+++ DATA SUPPLIED

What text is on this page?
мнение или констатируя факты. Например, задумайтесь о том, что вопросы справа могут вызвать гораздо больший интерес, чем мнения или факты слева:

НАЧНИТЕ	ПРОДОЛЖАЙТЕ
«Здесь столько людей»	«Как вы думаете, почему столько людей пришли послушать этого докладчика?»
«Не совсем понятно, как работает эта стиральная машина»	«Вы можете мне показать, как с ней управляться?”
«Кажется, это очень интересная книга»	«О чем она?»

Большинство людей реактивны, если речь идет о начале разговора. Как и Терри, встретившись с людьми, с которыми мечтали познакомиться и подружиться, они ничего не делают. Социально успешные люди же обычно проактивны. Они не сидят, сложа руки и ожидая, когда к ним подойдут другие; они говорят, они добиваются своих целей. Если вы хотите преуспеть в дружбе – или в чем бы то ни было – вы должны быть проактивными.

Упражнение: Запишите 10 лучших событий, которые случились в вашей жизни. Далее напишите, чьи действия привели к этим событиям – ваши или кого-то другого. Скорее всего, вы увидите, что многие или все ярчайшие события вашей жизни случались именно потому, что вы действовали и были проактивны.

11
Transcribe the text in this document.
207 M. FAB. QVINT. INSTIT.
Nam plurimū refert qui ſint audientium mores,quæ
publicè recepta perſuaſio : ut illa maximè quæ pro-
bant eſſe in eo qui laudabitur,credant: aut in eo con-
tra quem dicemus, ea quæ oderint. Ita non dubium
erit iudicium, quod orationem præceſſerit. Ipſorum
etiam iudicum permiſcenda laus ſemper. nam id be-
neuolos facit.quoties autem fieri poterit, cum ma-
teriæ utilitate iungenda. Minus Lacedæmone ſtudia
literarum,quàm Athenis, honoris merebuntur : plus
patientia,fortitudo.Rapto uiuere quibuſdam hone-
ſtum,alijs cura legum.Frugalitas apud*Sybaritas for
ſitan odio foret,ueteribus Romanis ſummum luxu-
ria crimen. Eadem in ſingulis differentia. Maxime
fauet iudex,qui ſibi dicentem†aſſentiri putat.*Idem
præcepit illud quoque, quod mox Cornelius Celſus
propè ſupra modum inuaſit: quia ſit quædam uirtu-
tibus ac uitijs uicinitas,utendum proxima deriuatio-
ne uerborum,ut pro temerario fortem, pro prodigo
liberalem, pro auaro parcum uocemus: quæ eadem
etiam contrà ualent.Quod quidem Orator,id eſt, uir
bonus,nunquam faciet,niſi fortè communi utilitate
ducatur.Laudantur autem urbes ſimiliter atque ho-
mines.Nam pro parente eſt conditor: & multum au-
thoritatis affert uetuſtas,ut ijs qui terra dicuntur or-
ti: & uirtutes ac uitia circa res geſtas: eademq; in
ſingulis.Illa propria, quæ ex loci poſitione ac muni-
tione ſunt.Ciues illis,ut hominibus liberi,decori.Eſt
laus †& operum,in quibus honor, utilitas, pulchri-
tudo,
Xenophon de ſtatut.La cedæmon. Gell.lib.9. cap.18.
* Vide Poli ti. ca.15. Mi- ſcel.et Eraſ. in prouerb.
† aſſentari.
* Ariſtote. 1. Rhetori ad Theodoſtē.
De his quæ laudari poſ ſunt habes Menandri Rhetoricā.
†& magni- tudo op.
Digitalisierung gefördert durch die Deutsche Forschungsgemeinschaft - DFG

++++++

▶ _EXERCISE OBJECTIVE_
Recopy the entries above in their entirety, exactly.

▶ _OUTPUT FOR THIS EXERCISE_
What text is on this page?
мнение или констатируя факты. Например, задумайтесь о том, что вопросы справа могут вызвать гораздо больший интерес, чем мнения или факты слева:

НАЧНИТЕ	ПРОДОЛЖАЙТЕ
«Здесь столько людей»	«Как вы думаете, почему столько людей пришли послушать этого докладчика?»
«Не совсем понятно, как работает эта стиральная машина»	«Вы можете мне показать, как с ней управляться?”
«Кажется, это очень интересная книга»	«О чем она?»

Большинство людей реактивны, если речь идет о начале разговора. Как и Терри, встретившись с людьми, с которыми мечтали познакомиться и подружиться, они ничего не делают. Социально успешные люди же обычно проактивны. Они не сидят, сложа руки и ожидая, когда к ним подойдут другие; они говорят, они добиваются своих целей. Если вы хотите преуспеть в дружбе – или в чем бы то ни было – вы должны быть проактивными.

Упражнение: Запишите 10 лучших событий, которые случились в вашей жизни. Далее напишите, чьи действия привели к этим событиям – ваши или кого-то другого. Скорее всего, вы увидите, что многие или все ярчайшие события вашей жизни случались именно потому, что вы действовали и были проактивны.

11
Transcribe the text in this document.
207 M. FAB. QVINT. INSTIT.
Nam plurimū refert qui ſint audientium mores,quæ
publicè recepta perſuaſio : ut illa maximè quæ pro-
bant eſſe in eo qui laudabitur,credant: aut in eo con-
tra quem dicemus, ea quæ oderint. Ita non dubium
erit iudicium, quod orationem præceſſerit. Ipſorum
etiam iudicum permiſcenda laus ſemper. nam id be-
neuolos facit.quoties autem fieri poterit, cum ma-
teriæ utilitate iungenda. Minus Lacedæmone ſtudia
literarum,quàm Athenis, honoris merebuntur : plus
patientia,fortitudo.Rapto uiuere quibuſdam hone-
ſtum,alijs cura legum.Frugalitas apud*Sybaritas for
ſitan odio foret,ueteribus Romanis ſummum luxu-
ria crimen. Eadem in ſingulis differentia. Maxime
fauet iudex,qui ſibi dicentem†aſſentiri putat.*Idem
præcepit illud quoque, quod mox Cornelius Celſus
propè ſupra modum inuaſit: quia ſit quædam uirtu-
tibus ac uitijs uicinitas,utendum proxima deriuatio-
ne uerborum,ut pro temerario fortem, pro prodigo
liberalem, pro auaro parcum uocemus: quæ eadem
etiam contrà ualent.Quod quidem Orator,id eſt, uir
bonus,nunquam faciet,niſi fortè communi utilitate
ducatur.Laudantur autem urbes ſimiliter atque ho-
mines.Nam pro parente eſt conditor: & multum au-
thoritatis affert uetuſtas,ut ijs qui terra dicuntur or-
ti: & uirtutes ac uitia circa res geſtas: eademq; in
ſingulis.Illa propria, quæ ex loci poſitione ac muni-
tione ſunt.Ciues illis,ut hominibus liberi,decori.Eſt
laus †& operum,in quibus honor, utilitas, pulchri-
tudo,
Xenophon de ſtatut.La cedæmon. Gell.lib.9. cap.18.
* Vide Poli ti. ca.15. Mi- ſcel.et Eraſ. in prouerb.
† aſſentari.
* Ariſtote. 1. Rhetori ad Theodoſtē.
De his quæ laudari poſ ſunt habes Menandri Rhetoricā.
†& magni- tudo op.
Digitalisierung gefördert durch die Deutsche Forschungsgemeinschaft - DFG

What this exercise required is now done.